• [GOAL]:
From the listing that follows, output everything exactly except the pictures.

#####

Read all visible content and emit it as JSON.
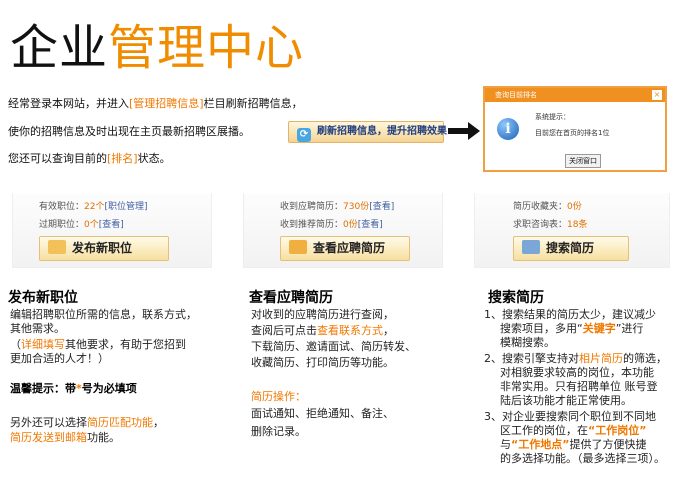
{
  "title": {
    "part1": "企业",
    "part2": "管理中心"
  },
  "intro": {
    "line1_a": "经常登录本网站，并进入",
    "line1_hl": "[管理招聘信息]",
    "line1_b": "栏目刷新招聘信息，",
    "line2": "使你的招聘信息及时出现在主页最新招聘区展播。",
    "line3_a": "您还可以查询目前的",
    "line3_hl": "[排名]",
    "line3_b": "状态。"
  },
  "refresh_button": {
    "label": "刷新招聘信息，提升招聘效果"
  },
  "dialog": {
    "title": "查询目前排名",
    "close": "×",
    "label": "系统提示：",
    "message": "目前您在首页的排名1位",
    "close_button": "关闭窗口"
  },
  "panels": {
    "publish": {
      "row1_label": "有效职位：",
      "row1_value": "22个",
      "row1_link": "[职位管理]",
      "row2_label": "过期职位：",
      "row2_value": "0个",
      "row2_link": "[查看]",
      "button": "发布新职位"
    },
    "resumes": {
      "row1_label": "收到应聘简历：",
      "row1_value": "730份",
      "row1_link": "[查看]",
      "row2_label": "收到推荐简历：",
      "row2_value": "0份",
      "row2_link": "[查看]",
      "button": "查看应聘简历"
    },
    "search": {
      "row1_label": "简历收藏夹：",
      "row1_value": "0份",
      "row2_label": "求职咨询表：",
      "row2_value": "18条",
      "button": "搜索简历"
    }
  },
  "sections": {
    "publish": {
      "heading": "发布新职位",
      "l1": "编辑招聘职位所需的信息，联系方式，",
      "l2": "其他需求。",
      "l3_a": "（",
      "l3_hl": "详细填写",
      "l3_b": "其他要求，有助于您招到",
      "l4": "更加合适的人才！）",
      "tip_a": "温馨提示：带",
      "tip_star": "*",
      "tip_b": "号为必填项",
      "l5": "另外还可以选择",
      "l5_hl": "简历匹配功能",
      "l5_b": "，",
      "l6_hl": "简历发送到邮箱",
      "l6_b": "功能。"
    },
    "resumes": {
      "heading": "查看应聘简历",
      "l1": "对收到的应聘简历进行查阅，",
      "l2_a": "查阅后可点击",
      "l2_hl": "查看联系方式",
      "l2_b": "，",
      "l3": "下载简历、邀请面试、简历转发、",
      "l4": "收藏简历、打印简历等功能。",
      "op_heading": "简历操作：",
      "op1": "面试通知、拒绝通知、备注、",
      "op2": "删除记录。"
    },
    "search": {
      "heading": "搜索简历",
      "i1_a": "1、搜索结果的简历太少，建议减少",
      "i1_b": "搜索项目，多用“",
      "i1_hl": "关键字",
      "i1_c": "”进行",
      "i1_d": "模糊搜索。",
      "i2_a": "2、搜索引擎支持对",
      "i2_hl": "相片简历",
      "i2_b": "的筛选，",
      "i2_c": "对相貌要求较高的岗位，本功能",
      "i2_d": "非常实用。只有招聘单位 账号登",
      "i2_e": "陆后该功能才能正常使用。",
      "i3_a": "3、对企业要搜索同个职位到不同地",
      "i3_b": "区工作的岗位，在",
      "i3_hl1": "“工作岗位”",
      "i3_c": "与",
      "i3_hl2": "“工作地点”",
      "i3_d": "提供了方便快捷",
      "i3_e": "的多选择功能。（最多选择三项）。"
    }
  }
}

#####

• [RESPONSE BELOW]:
Read all visible content and emit it as JSON.
{
  "title": {
    "part1": "企业",
    "part2": "管理中心"
  },
  "intro": {
    "line1_a": "经常登录本网站，并进入",
    "line1_hl": "[管理招聘信息]",
    "line1_b": "栏目刷新招聘信息，",
    "line2": "使你的招聘信息及时出现在主页最新招聘区展播。",
    "line3_a": "您还可以查询目前的",
    "line3_hl": "[排名]",
    "line3_b": "状态。"
  },
  "refresh_button": {
    "label": "刷新招聘信息，提升招聘效果"
  },
  "dialog": {
    "title": "查询目前排名",
    "close": "×",
    "label": "系统提示：",
    "message": "目前您在首页的排名1位",
    "close_button": "关闭窗口"
  },
  "panels": {
    "publish": {
      "row1_label": "有效职位：",
      "row1_value": "22个",
      "row1_link": "[职位管理]",
      "row2_label": "过期职位：",
      "row2_value": "0个",
      "row2_link": "[查看]",
      "button": "发布新职位"
    },
    "resumes": {
      "row1_label": "收到应聘简历：",
      "row1_value": "730份",
      "row1_link": "[查看]",
      "row2_label": "收到推荐简历：",
      "row2_value": "0份",
      "row2_link": "[查看]",
      "button": "查看应聘简历"
    },
    "search": {
      "row1_label": "简历收藏夹：",
      "row1_value": "0份",
      "row2_label": "求职咨询表：",
      "row2_value": "18条",
      "button": "搜索简历"
    }
  },
  "sections": {
    "publish": {
      "heading": "发布新职位",
      "l1": "编辑招聘职位所需的信息，联系方式，",
      "l2": "其他需求。",
      "l3_a": "（",
      "l3_hl": "详细填写",
      "l3_b": "其他要求，有助于您招到",
      "l4": "更加合适的人才！）",
      "tip_a": "温馨提示：带",
      "tip_star": "*",
      "tip_b": "号为必填项",
      "l5": "另外还可以选择",
      "l5_hl": "简历匹配功能",
      "l5_b": "，",
      "l6_hl": "简历发送到邮箱",
      "l6_b": "功能。"
    },
    "resumes": {
      "heading": "查看应聘简历",
      "l1": "对收到的应聘简历进行查阅，",
      "l2_a": "查阅后可点击",
      "l2_hl": "查看联系方式",
      "l2_b": "，",
      "l3": "下载简历、邀请面试、简历转发、",
      "l4": "收藏简历、打印简历等功能。",
      "op_heading": "简历操作：",
      "op1": "面试通知、拒绝通知、备注、",
      "op2": "删除记录。"
    },
    "search": {
      "heading": "搜索简历",
      "i1_a": "1、搜索结果的简历太少，建议减少",
      "i1_b": "搜索项目，多用“",
      "i1_hl": "关键字",
      "i1_c": "”进行",
      "i1_d": "模糊搜索。",
      "i2_a": "2、搜索引擎支持对",
      "i2_hl": "相片简历",
      "i2_b": "的筛选，",
      "i2_c": "对相貌要求较高的岗位，本功能",
      "i2_d": "非常实用。只有招聘单位 账号登",
      "i2_e": "陆后该功能才能正常使用。",
      "i3_a": "3、对企业要搜索同个职位到不同地",
      "i3_b": "区工作的岗位，在",
      "i3_hl1": "“工作岗位”",
      "i3_c": "与",
      "i3_hl2": "“工作地点”",
      "i3_d": "提供了方便快捷",
      "i3_e": "的多选择功能。（最多选择三项）。"
    }
  }
}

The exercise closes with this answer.